Items from a data source:
=-=-=-=-=

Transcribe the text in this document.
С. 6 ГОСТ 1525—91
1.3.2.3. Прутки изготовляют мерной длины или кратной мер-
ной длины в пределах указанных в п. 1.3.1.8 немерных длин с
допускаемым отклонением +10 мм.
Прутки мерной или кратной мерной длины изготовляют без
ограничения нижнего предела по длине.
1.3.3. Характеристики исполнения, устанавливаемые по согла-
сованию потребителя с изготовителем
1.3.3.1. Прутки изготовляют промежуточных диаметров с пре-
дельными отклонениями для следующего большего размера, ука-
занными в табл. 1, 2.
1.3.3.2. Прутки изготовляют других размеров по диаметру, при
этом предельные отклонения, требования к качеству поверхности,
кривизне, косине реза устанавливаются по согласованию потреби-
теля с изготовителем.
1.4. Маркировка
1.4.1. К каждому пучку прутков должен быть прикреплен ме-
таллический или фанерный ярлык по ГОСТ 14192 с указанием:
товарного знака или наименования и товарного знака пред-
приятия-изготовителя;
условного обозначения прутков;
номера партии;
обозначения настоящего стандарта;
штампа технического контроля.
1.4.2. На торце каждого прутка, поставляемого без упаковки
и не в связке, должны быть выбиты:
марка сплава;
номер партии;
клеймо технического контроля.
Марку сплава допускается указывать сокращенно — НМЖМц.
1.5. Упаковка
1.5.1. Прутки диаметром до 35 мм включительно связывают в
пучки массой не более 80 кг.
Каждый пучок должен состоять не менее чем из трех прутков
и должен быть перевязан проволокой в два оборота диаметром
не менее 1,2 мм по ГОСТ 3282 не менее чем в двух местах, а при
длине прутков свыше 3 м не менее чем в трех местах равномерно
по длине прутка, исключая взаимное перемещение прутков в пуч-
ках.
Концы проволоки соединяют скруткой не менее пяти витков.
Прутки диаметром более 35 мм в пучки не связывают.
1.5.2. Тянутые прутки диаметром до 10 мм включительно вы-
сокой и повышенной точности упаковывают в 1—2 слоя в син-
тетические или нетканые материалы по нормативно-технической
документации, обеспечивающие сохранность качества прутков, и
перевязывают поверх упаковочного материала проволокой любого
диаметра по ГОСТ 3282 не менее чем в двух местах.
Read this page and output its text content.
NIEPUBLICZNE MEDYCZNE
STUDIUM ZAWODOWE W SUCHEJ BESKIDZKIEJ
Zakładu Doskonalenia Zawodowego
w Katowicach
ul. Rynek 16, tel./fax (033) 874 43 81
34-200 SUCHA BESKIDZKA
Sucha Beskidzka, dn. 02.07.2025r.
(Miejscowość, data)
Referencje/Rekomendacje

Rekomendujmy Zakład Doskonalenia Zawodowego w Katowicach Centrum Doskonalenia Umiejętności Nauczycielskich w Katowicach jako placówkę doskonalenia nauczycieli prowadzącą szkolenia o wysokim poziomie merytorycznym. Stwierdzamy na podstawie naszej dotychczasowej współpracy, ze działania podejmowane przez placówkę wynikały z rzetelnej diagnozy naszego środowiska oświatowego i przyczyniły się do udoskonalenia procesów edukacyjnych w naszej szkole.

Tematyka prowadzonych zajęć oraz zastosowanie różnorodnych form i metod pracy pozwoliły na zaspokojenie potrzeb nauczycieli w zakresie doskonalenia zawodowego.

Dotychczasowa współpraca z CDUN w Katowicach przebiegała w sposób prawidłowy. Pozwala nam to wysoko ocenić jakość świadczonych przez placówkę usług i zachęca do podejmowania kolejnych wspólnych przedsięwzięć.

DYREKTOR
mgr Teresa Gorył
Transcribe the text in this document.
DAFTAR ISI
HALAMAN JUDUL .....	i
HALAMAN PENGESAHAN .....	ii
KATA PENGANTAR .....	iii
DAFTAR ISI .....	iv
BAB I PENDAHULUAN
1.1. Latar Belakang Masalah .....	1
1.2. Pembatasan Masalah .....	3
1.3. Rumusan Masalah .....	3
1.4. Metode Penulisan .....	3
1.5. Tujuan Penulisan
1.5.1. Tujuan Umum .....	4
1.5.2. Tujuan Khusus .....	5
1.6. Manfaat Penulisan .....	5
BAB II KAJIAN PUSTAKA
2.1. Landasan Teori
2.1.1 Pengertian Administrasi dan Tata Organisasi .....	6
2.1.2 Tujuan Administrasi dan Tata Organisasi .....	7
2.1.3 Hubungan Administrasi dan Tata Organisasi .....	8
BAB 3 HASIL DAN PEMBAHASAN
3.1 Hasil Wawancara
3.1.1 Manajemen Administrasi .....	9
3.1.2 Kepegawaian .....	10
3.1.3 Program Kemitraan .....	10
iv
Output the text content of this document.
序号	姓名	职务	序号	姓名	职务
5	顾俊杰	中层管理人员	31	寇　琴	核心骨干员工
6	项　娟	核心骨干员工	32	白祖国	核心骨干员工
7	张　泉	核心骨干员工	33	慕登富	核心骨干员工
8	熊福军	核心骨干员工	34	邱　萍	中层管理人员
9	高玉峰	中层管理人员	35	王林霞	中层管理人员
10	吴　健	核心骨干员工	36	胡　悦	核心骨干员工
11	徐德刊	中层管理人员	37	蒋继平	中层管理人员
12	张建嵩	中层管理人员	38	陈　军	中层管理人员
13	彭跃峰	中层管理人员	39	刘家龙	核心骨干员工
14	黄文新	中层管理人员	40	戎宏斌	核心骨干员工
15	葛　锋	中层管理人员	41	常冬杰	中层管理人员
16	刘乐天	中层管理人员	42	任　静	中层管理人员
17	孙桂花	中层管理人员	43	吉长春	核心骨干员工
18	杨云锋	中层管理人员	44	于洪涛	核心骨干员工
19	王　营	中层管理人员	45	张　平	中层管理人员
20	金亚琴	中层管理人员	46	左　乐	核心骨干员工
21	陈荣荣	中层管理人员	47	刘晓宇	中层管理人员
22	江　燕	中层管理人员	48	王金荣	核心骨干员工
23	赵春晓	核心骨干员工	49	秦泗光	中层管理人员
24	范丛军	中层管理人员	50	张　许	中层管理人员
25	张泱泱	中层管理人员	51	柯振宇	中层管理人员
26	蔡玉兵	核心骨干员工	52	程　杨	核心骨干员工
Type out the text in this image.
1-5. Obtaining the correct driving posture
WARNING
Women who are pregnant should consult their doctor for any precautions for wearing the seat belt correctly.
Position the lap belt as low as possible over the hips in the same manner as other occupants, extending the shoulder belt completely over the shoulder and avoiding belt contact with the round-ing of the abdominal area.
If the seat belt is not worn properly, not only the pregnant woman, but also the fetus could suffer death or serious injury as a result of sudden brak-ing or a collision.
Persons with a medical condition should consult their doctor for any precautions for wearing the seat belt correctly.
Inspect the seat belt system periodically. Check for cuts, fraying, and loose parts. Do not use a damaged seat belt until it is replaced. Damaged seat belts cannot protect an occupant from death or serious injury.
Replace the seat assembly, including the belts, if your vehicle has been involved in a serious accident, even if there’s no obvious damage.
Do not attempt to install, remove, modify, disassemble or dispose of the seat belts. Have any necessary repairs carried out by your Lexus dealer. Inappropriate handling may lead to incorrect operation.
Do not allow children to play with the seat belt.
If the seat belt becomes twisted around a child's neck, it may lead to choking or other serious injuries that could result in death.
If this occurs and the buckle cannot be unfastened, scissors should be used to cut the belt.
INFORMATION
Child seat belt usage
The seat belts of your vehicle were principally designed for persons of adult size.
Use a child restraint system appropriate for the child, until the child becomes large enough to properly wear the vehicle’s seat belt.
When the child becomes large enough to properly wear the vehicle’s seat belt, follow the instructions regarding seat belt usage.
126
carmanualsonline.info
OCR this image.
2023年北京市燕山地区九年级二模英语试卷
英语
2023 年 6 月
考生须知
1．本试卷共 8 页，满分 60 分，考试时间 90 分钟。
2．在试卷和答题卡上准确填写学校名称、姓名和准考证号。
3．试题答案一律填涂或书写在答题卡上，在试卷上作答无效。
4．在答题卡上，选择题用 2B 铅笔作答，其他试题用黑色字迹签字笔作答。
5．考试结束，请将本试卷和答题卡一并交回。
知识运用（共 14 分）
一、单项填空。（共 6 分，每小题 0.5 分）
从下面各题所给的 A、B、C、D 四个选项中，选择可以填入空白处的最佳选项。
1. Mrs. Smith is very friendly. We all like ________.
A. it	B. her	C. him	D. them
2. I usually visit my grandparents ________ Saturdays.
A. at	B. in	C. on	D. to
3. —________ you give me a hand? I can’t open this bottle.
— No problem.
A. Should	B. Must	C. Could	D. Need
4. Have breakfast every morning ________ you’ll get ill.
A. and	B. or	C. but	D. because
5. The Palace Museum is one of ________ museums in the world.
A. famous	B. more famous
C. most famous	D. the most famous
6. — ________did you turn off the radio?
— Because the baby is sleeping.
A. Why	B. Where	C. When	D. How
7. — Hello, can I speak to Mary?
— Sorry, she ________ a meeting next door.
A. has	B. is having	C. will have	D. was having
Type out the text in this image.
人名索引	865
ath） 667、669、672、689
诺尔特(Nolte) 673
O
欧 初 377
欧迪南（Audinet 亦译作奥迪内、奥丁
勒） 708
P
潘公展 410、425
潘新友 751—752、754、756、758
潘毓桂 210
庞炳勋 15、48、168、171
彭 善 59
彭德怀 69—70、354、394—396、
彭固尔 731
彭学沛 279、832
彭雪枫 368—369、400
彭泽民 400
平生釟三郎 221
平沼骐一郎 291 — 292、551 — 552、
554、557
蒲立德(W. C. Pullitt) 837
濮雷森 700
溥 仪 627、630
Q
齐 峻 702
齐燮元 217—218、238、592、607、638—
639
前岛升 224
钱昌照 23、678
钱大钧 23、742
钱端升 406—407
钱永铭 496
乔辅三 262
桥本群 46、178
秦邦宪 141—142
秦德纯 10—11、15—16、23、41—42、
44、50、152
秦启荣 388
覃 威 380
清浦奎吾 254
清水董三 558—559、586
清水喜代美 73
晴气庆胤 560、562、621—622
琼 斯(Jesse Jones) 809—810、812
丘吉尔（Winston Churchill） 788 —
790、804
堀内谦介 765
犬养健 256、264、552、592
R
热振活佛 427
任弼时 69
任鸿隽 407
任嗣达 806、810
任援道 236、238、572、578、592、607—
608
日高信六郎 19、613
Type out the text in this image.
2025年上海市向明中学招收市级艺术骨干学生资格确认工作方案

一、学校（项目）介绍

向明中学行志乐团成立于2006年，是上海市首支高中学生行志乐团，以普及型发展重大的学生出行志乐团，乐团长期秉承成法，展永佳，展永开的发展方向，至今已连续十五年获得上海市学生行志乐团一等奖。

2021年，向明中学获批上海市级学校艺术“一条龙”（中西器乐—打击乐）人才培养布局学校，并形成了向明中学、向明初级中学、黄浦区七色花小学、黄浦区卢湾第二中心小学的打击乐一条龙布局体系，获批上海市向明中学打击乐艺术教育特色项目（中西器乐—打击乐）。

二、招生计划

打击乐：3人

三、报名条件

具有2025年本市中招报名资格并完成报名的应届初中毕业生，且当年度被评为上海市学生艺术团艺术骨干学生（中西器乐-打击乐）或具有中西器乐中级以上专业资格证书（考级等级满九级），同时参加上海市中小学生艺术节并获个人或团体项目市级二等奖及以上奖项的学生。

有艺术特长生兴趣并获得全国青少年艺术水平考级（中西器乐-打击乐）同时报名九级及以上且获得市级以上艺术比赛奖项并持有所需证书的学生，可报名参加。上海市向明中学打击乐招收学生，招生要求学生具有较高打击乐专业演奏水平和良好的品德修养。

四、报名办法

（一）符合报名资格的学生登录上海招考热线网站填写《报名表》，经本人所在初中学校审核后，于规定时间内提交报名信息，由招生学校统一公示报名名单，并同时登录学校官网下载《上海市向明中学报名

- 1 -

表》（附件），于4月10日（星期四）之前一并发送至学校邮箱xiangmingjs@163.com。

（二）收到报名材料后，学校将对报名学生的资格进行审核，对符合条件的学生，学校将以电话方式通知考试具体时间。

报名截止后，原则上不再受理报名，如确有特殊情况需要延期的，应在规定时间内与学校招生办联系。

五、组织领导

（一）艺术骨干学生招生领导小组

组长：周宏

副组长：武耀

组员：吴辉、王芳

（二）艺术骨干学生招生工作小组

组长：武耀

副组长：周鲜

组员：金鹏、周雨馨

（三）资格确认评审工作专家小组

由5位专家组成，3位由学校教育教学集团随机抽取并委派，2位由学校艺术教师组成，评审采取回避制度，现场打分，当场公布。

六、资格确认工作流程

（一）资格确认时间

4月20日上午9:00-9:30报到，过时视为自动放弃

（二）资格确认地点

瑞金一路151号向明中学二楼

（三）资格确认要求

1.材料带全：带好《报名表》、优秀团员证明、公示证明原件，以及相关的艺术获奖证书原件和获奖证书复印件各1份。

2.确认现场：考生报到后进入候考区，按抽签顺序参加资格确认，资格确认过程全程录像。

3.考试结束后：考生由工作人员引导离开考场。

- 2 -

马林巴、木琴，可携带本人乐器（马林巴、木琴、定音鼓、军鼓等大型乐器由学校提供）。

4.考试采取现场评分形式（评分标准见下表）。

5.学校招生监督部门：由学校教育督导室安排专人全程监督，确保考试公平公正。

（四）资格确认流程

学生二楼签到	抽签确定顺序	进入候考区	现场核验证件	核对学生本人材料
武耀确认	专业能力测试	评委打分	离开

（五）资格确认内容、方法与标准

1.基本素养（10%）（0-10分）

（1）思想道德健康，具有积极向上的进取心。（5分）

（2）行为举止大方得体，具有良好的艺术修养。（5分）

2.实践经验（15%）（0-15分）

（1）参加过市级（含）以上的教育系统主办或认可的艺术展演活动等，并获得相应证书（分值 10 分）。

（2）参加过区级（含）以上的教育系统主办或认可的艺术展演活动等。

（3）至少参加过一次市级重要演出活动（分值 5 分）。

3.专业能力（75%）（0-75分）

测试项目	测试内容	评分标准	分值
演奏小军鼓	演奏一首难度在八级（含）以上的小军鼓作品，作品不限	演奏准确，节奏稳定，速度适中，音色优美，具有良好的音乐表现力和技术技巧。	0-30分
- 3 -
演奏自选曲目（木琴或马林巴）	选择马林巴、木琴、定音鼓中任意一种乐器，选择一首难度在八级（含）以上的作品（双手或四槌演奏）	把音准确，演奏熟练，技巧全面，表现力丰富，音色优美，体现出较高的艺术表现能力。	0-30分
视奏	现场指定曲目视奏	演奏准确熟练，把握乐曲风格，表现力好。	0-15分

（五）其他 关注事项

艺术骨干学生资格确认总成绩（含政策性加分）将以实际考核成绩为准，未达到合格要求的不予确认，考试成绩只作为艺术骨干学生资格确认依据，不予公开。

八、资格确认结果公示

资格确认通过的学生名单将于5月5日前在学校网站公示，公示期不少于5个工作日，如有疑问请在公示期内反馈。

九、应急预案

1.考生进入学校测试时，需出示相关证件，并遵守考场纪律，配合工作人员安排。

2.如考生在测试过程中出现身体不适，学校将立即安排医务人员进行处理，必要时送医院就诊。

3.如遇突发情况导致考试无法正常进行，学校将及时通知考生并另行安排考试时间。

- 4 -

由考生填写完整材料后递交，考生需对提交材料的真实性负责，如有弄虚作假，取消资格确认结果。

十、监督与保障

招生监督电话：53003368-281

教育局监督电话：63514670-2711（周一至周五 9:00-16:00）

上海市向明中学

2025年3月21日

=-=-=-=-=

DIRECTIONS FOR THIS TASK - Pick out all lines from the data above in which the word "должен" appears.

ANSWER FOR THE TASK -
1.4.1. К каждому пучку прутков должен быть прикреплен ме-
Каждый пучок должен состоять не менее чем из трех прутков
и должен быть перевязан проволокой в два оборота диаметром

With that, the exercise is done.